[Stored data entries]
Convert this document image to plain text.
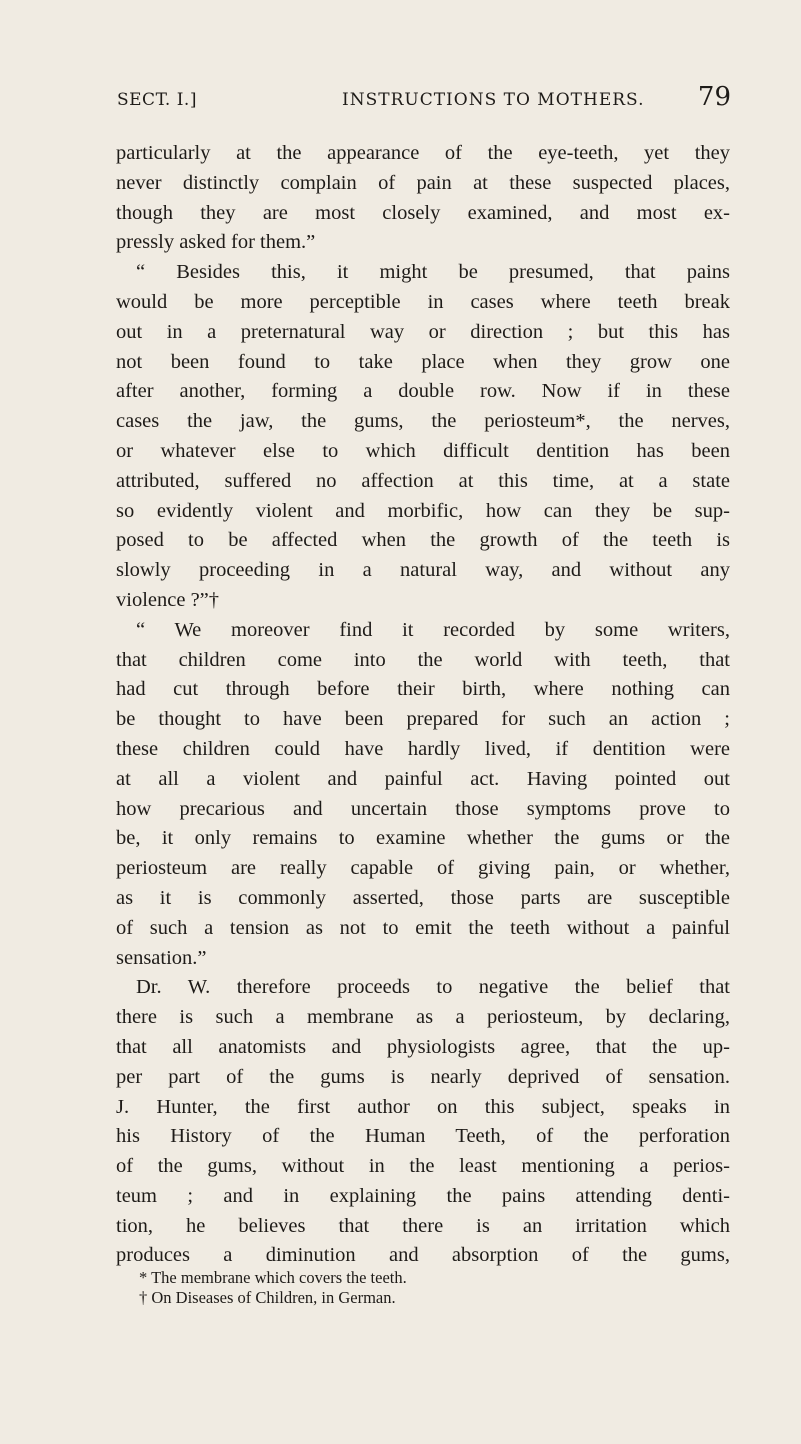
SECT. I.]	INSTRUCTIONS TO MOTHERS. 79
particularly at the appearance of the eye-teeth, yet they
never distinctly complain of pain at these suspected places,
though they are most closely examined, and most ex-
pressly asked for them.”
“ Besides this, it might be presumed, that pains
would be more perceptible in cases where teeth break
out in a preternatural way or direction ; but this has
not been found to take place when they grow one
after another, forming a double row. Now if in these
cases the jaw, the gums, the periosteum*, the nerves,
or whatever else to which difficult dentition has been
attributed, suffered no affection at this time, at a state
so evidently violent and morbific, how can they be sup-
posed to be affected when the growth of the teeth is
slowly proceeding in a natural way, and without any
violence ?”†
“ We moreover find it recorded by some writers,
that children come into the world with teeth, that
had cut through before their birth, where nothing can
be thought to have been prepared for such an action ;
these children could have hardly lived, if dentition were
at all a violent and painful act. Having pointed out
how precarious and uncertain those symptoms prove to
be, it only remains to examine whether the gums or the
periosteum are really capable of giving pain, or whether,
as it is commonly asserted, those parts are susceptible
of such a tension as not to emit the teeth without a painful
sensation.”
Dr. W. therefore proceeds to negative the belief that
there is such a membrane as a periosteum, by declaring,
that all anatomists and physiologists agree, that the up-
per part of the gums is nearly deprived of sensation.
J. Hunter, the first author on this subject, speaks in
his History of the Human Teeth, of the perforation
of the gums, without in the least mentioning a perios-
teum ; and in explaining the pains attending denti-
tion, he believes that there is an irritation which
produces a diminution and absorption of the gums,
* The membrane which covers the teeth.
† On Diseases of Children, in German.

Work to be completed:
Repeat each entry exactly. Pictures do not belong in the copy.

Task output:
Convert this document image to plain text.
SECT. I.]	INSTRUCTIONS TO MOTHERS. 79
particularly at the appearance of the eye-teeth, yet they
never distinctly complain of pain at these suspected places,
though they are most closely examined, and most ex-
pressly asked for them.”
“ Besides this, it might be presumed, that pains
would be more perceptible in cases where teeth break
out in a preternatural way or direction ; but this has
not been found to take place when they grow one
after another, forming a double row. Now if in these
cases the jaw, the gums, the periosteum*, the nerves,
or whatever else to which difficult dentition has been
attributed, suffered no affection at this time, at a state
so evidently violent and morbific, how can they be sup-
posed to be affected when the growth of the teeth is
slowly proceeding in a natural way, and without any
violence ?”†
“ We moreover find it recorded by some writers,
that children come into the world with teeth, that
had cut through before their birth, where nothing can
be thought to have been prepared for such an action ;
these children could have hardly lived, if dentition were
at all a violent and painful act. Having pointed out
how precarious and uncertain those symptoms prove to
be, it only remains to examine whether the gums or the
periosteum are really capable of giving pain, or whether,
as it is commonly asserted, those parts are susceptible
of such a tension as not to emit the teeth without a painful
sensation.”
Dr. W. therefore proceeds to negative the belief that
there is such a membrane as a periosteum, by declaring,
that all anatomists and physiologists agree, that the up-
per part of the gums is nearly deprived of sensation.
J. Hunter, the first author on this subject, speaks in
his History of the Human Teeth, of the perforation
of the gums, without in the least mentioning a perios-
teum ; and in explaining the pains attending denti-
tion, he believes that there is an irritation which
produces a diminution and absorption of the gums,
* The membrane which covers the teeth.
† On Diseases of Children, in German.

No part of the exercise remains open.